### Short task
Looking at the listing, state how many of its lines contain the string "this". Write only the number.

### Input
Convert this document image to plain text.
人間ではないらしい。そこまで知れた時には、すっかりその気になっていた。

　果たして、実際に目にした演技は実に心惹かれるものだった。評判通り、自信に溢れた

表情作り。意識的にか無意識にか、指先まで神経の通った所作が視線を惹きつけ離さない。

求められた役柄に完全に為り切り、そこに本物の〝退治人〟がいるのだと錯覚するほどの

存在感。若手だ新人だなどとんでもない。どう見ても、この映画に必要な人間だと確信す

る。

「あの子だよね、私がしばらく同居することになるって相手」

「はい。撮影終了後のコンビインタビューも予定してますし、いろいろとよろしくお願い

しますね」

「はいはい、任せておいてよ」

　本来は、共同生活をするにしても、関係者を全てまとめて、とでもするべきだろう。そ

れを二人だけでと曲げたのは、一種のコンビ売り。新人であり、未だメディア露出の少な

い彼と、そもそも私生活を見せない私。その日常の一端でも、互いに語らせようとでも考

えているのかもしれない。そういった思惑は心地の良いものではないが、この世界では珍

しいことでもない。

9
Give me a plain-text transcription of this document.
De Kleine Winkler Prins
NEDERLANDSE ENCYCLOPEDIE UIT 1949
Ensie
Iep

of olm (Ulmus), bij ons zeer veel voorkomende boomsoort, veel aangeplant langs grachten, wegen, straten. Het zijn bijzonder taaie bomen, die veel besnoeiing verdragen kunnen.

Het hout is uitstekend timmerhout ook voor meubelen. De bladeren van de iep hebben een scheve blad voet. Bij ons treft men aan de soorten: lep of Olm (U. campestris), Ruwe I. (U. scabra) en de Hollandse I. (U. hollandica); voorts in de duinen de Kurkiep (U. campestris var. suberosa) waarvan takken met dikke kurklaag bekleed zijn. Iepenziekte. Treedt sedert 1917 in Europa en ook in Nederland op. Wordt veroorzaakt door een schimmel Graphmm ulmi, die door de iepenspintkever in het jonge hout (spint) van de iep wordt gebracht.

### Output of the task
2